===== Task material =====
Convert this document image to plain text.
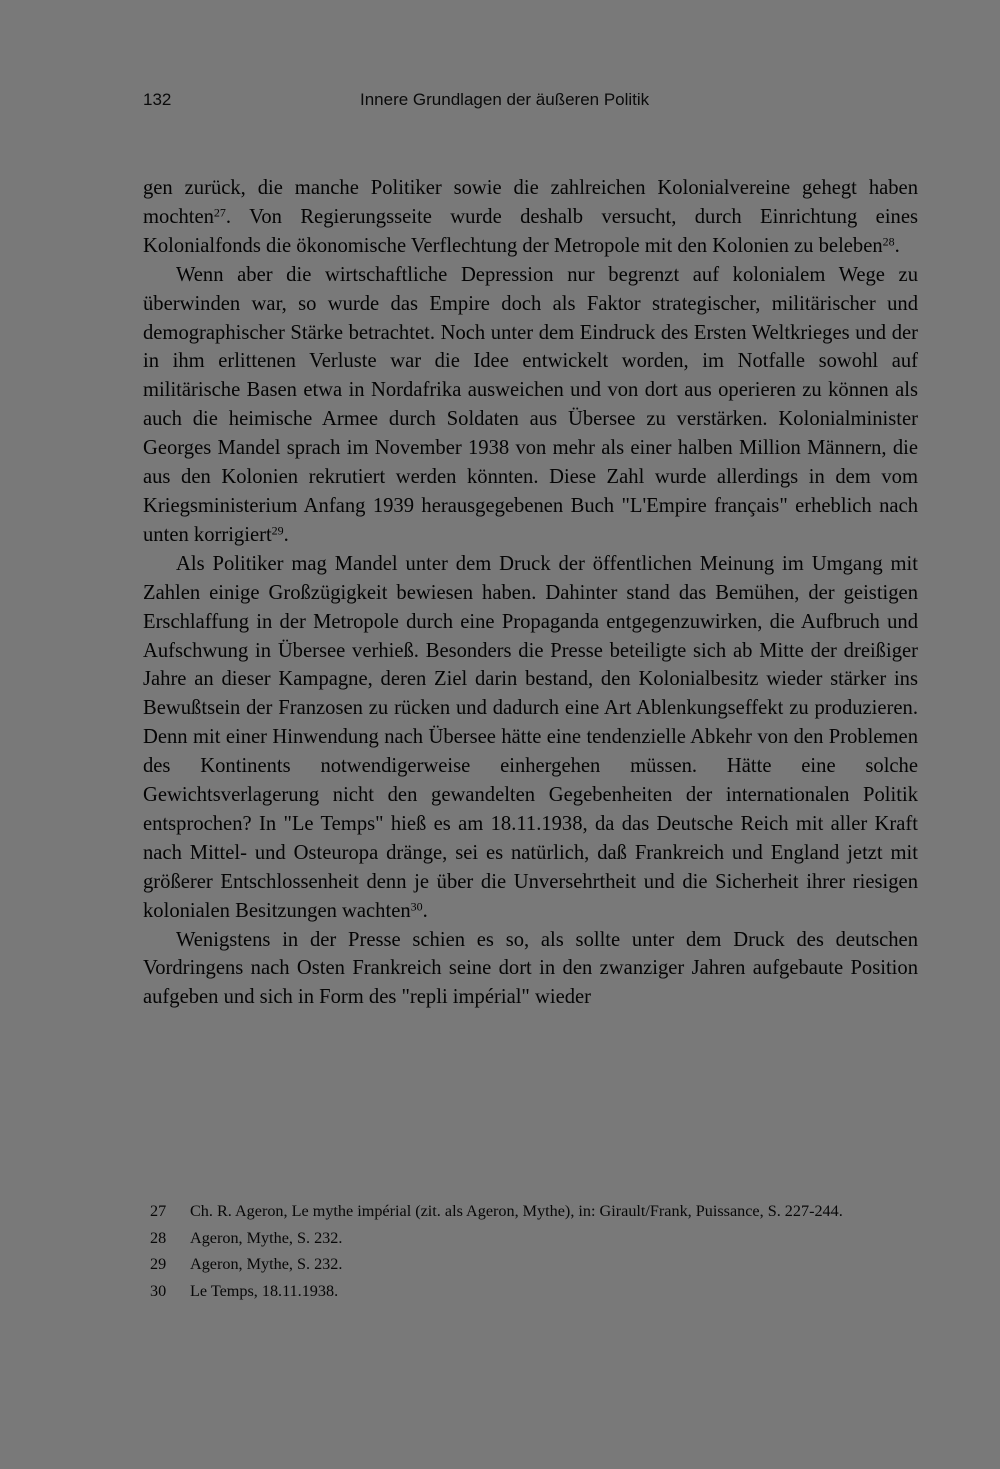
132	Innere Grundlagen der äußeren Politik

gen zurück, die manche Politiker sowie die zahlreichen Kolonialvereine gehegt haben mochten$^{27}$. Von Regierungsseite wurde deshalb versucht, durch Einrichtung eines Kolonialfonds die ökonomische Verflechtung der Metropole mit den Kolonien zu beleben$^{28}$.

Wenn aber die wirtschaftliche Depression nur begrenzt auf kolonialem Wege zu überwinden war, so wurde das Empire doch als Faktor strategischer, militärischer und demographischer Stärke betrachtet. Noch unter dem Eindruck des Ersten Weltkrieges und der in ihm erlittenen Verluste war die Idee entwickelt worden, im Notfalle sowohl auf militärische Basen etwa in Nordafrika ausweichen und von dort aus operieren zu können als auch die heimische Armee durch Soldaten aus Übersee zu verstärken. Kolonialminister Georges Mandel sprach im November 1938 von mehr als einer halben Million Männern, die aus den Kolonien rekrutiert werden könnten. Diese Zahl wurde allerdings in dem vom Kriegsministerium Anfang 1939 herausgegebenen Buch "L'Empire français" erheblich nach unten korrigiert$^{29}$.

Als Politiker mag Mandel unter dem Druck der öffentlichen Meinung im Umgang mit Zahlen einige Großzügigkeit bewiesen haben. Dahinter stand das Bemühen, der geistigen Erschlaffung in der Metropole durch eine Propaganda entgegenzuwirken, die Aufbruch und Aufschwung in Übersee verhieß. Besonders die Presse beteiligte sich ab Mitte der dreißiger Jahre an dieser Kampagne, deren Ziel darin bestand, den Kolonialbesitz wieder stärker ins Bewußtsein der Franzosen zu rücken und dadurch eine Art Ablenkungseffekt zu produzieren. Denn mit einer Hinwendung nach Übersee hätte eine tendenzielle Abkehr von den Problemen des Kontinents notwendigerweise einhergehen müssen. Hätte eine solche Gewichtsverlagerung nicht den gewandelten Gegebenheiten der internationalen Politik entsprochen? In "Le Temps" hieß es am 18.11.1938, da das Deutsche Reich mit aller Kraft nach Mittel- und Osteuropa dränge, sei es natürlich, daß Frankreich und England jetzt mit größerer Entschlossenheit denn je über die Unversehrtheit und die Sicherheit ihrer riesigen kolonialen Besitzungen wachten$^{30}$.

Wenigstens in der Presse schien es so, als sollte unter dem Druck des deutschen Vordringens nach Osten Frankreich seine dort in den zwanziger Jahren aufgebaute Position aufgeben und sich in Form des "repli impérial" wieder

27	Ch. R. Ageron, Le mythe impérial (zit. als Ageron, Mythe), in: Girault/Frank, Puissance, S. 227-244.
28	Ageron, Mythe, S. 232.
29	Ageron, Mythe, S. 232.
30	Le Temps, 18.11.1938.
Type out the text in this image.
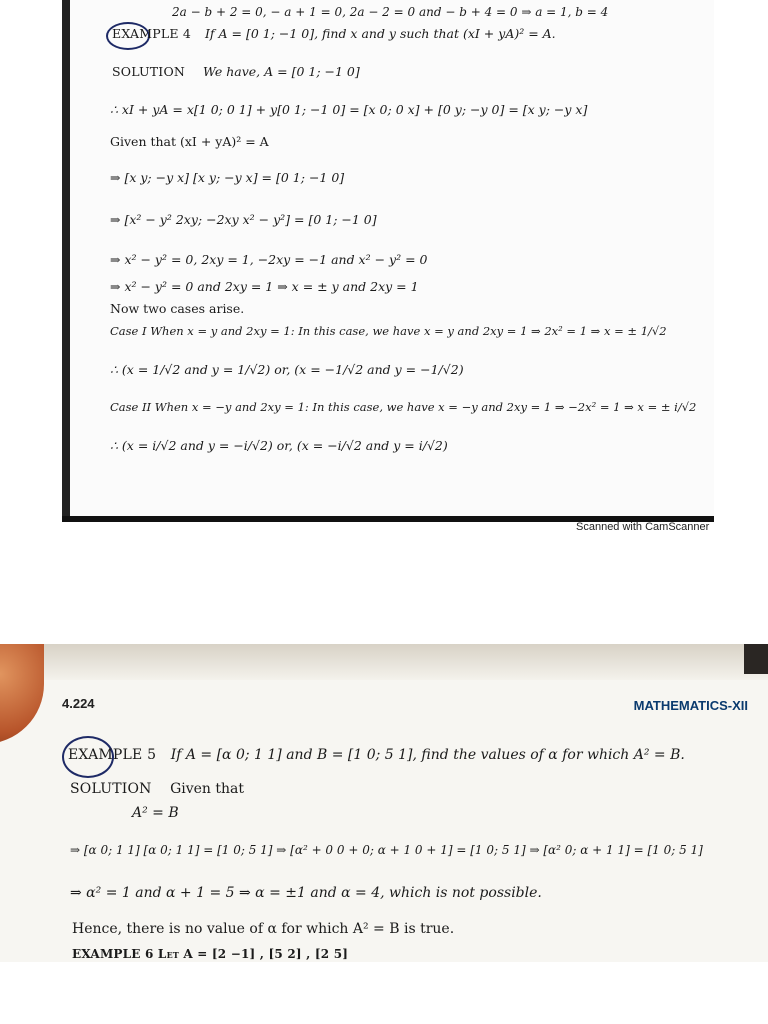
2a − b + 2 = 0, − a + 1 = 0, 2a − 2 = 0 and − b + 4 = 0 ⇒ a = 1, b = 4
EXAMPLE 4 If A = [0 1; −1 0], find x and y such that (xI + yA)² = A.
SOLUTION We have, A = [0 1; −1 0]
∴ xI + yA = x[1 0; 0 1] + y[0 1; −1 0] = [x 0; 0 x] + [0 y; −y 0] = [x y; −y x]
Given that (xI + yA)² = A
⇒ [x y; −y x] [x y; −y x] = [0 1; −1 0]
⇒ [x² − y² 2xy; −2xy x² − y²] = [0 1; −1 0]
⇒ x² − y² = 0, 2xy = 1, −2xy = −1 and x² − y² = 0
⇒ x² − y² = 0 and 2xy = 1 ⇒ x = ± y and 2xy = 1
Now two cases arise.
Case I When x = y and 2xy = 1: In this case, we have x = y and 2xy = 1 ⇒ 2x² = 1 ⇒ x = ± 1/√2
∴ (x = 1/√2 and y = 1/√2) or, (x = −1/√2 and y = −1/√2)
Case II When x = −y and 2xy = 1: In this case, we have x = −y and 2xy = 1 ⇒ −2x² = 1 ⇒ x = ± i/√2
∴ (x = i/√2 and y = −i/√2) or, (x = −i/√2 and y = i/√2)
Scanned with CamScanner
4.224	MATHEMATICS-XII
EXAMPLE 5 If A = [α 0; 1 1] and B = [1 0; 5 1], find the values of α for which A² = B.
SOLUTION Given that
A² = B
⇒ [α 0; 1 1] [α 0; 1 1] = [1 0; 5 1] ⇒ [α² + 0 0 + 0; α + 1 0 + 1] = [1 0; 5 1] ⇒ [α² 0; α + 1 1] = [1 0; 5 1]
⇒ α² = 1 and α + 1 = 5 ⇒ α = ±1 and α = 4, which is not possible.
Hence, there is no value of α for which A² = B is true.
EXAMPLE 6 Let A = [2 −1] , [5 2] , [2 5]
=====
# Written instruction:
Pictures are to be left out; repeat all the remaining data exactly.

# Response to the exercise:
Convert this document image to plain text.
132	Innere Grundlagen der äußeren Politik

gen zurück, die manche Politiker sowie die zahlreichen Kolonialvereine gehegt haben mochten$^{27}$. Von Regierungsseite wurde deshalb versucht, durch Einrichtung eines Kolonialfonds die ökonomische Verflechtung der Metropole mit den Kolonien zu beleben$^{28}$.

Wenn aber die wirtschaftliche Depression nur begrenzt auf kolonialem Wege zu überwinden war, so wurde das Empire doch als Faktor strategischer, militärischer und demographischer Stärke betrachtet. Noch unter dem Eindruck des Ersten Weltkrieges und der in ihm erlittenen Verluste war die Idee entwickelt worden, im Notfalle sowohl auf militärische Basen etwa in Nordafrika ausweichen und von dort aus operieren zu können als auch die heimische Armee durch Soldaten aus Übersee zu verstärken. Kolonialminister Georges Mandel sprach im November 1938 von mehr als einer halben Million Männern, die aus den Kolonien rekrutiert werden könnten. Diese Zahl wurde allerdings in dem vom Kriegsministerium Anfang 1939 herausgegebenen Buch "L'Empire français" erheblich nach unten korrigiert$^{29}$.

Als Politiker mag Mandel unter dem Druck der öffentlichen Meinung im Umgang mit Zahlen einige Großzügigkeit bewiesen haben. Dahinter stand das Bemühen, der geistigen Erschlaffung in der Metropole durch eine Propaganda entgegenzuwirken, die Aufbruch und Aufschwung in Übersee verhieß. Besonders die Presse beteiligte sich ab Mitte der dreißiger Jahre an dieser Kampagne, deren Ziel darin bestand, den Kolonialbesitz wieder stärker ins Bewußtsein der Franzosen zu rücken und dadurch eine Art Ablenkungseffekt zu produzieren. Denn mit einer Hinwendung nach Übersee hätte eine tendenzielle Abkehr von den Problemen des Kontinents notwendigerweise einhergehen müssen. Hätte eine solche Gewichtsverlagerung nicht den gewandelten Gegebenheiten der internationalen Politik entsprochen? In "Le Temps" hieß es am 18.11.1938, da das Deutsche Reich mit aller Kraft nach Mittel- und Osteuropa dränge, sei es natürlich, daß Frankreich und England jetzt mit größerer Entschlossenheit denn je über die Unversehrtheit und die Sicherheit ihrer riesigen kolonialen Besitzungen wachten$^{30}$.

Wenigstens in der Presse schien es so, als sollte unter dem Druck des deutschen Vordringens nach Osten Frankreich seine dort in den zwanziger Jahren aufgebaute Position aufgeben und sich in Form des "repli impérial" wieder

27	Ch. R. Ageron, Le mythe impérial (zit. als Ageron, Mythe), in: Girault/Frank, Puissance, S. 227-244.
28	Ageron, Mythe, S. 232.
29	Ageron, Mythe, S. 232.
30	Le Temps, 18.11.1938.
Type out the text in this image.
2a − b + 2 = 0, − a + 1 = 0, 2a − 2 = 0 and − b + 4 = 0 ⇒ a = 1, b = 4
EXAMPLE 4 If A = [0 1; −1 0], find x and y such that (xI + yA)² = A.
SOLUTION We have, A = [0 1; −1 0]
∴ xI + yA = x[1 0; 0 1] + y[0 1; −1 0] = [x 0; 0 x] + [0 y; −y 0] = [x y; −y x]
Given that (xI + yA)² = A
⇒ [x y; −y x] [x y; −y x] = [0 1; −1 0]
⇒ [x² − y² 2xy; −2xy x² − y²] = [0 1; −1 0]
⇒ x² − y² = 0, 2xy = 1, −2xy = −1 and x² − y² = 0
⇒ x² − y² = 0 and 2xy = 1 ⇒ x = ± y and 2xy = 1
Now two cases arise.
Case I When x = y and 2xy = 1: In this case, we have x = y and 2xy = 1 ⇒ 2x² = 1 ⇒ x = ± 1/√2
∴ (x = 1/√2 and y = 1/√2) or, (x = −1/√2 and y = −1/√2)
Case II When x = −y and 2xy = 1: In this case, we have x = −y and 2xy = 1 ⇒ −2x² = 1 ⇒ x = ± i/√2
∴ (x = i/√2 and y = −i/√2) or, (x = −i/√2 and y = i/√2)
Scanned with CamScanner
4.224	MATHEMATICS-XII
EXAMPLE 5 If A = [α 0; 1 1] and B = [1 0; 5 1], find the values of α for which A² = B.
SOLUTION Given that
A² = B
⇒ [α 0; 1 1] [α 0; 1 1] = [1 0; 5 1] ⇒ [α² + 0 0 + 0; α + 1 0 + 1] = [1 0; 5 1] ⇒ [α² 0; α + 1 1] = [1 0; 5 1]
⇒ α² = 1 and α + 1 = 5 ⇒ α = ±1 and α = 4, which is not possible.
Hence, there is no value of α for which A² = B is true.
EXAMPLE 6 Let A = [2 −1] , [5 2] , [2 5]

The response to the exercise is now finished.